Requirements: Repeat the listing in full, preserving every character.

(Data entries)
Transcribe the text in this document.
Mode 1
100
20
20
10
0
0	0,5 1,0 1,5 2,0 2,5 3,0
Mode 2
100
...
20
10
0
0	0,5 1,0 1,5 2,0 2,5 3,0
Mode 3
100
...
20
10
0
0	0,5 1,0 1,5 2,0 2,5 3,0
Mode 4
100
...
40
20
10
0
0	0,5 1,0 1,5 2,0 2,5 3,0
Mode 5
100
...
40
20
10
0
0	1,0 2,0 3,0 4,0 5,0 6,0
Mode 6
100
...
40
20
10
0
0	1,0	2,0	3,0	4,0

The output:
Transcribe the text in this document.
Mode 1
100
20
20
10
0
0	0,5 1,0 1,5 2,0 2,5 3,0
Mode 2
100
...
20
10
0
0	0,5 1,0 1,5 2,0 2,5 3,0
Mode 3
100
...
20
10
0
0	0,5 1,0 1,5 2,0 2,5 3,0
Mode 4
100
...
40
20
10
0
0	0,5 1,0 1,5 2,0 2,5 3,0
Mode 5
100
...
40
20
10
0
0	1,0 2,0 3,0 4,0 5,0 6,0
Mode 6
100
...
40
20
10
0
0	1,0	2,0	3,0	4,0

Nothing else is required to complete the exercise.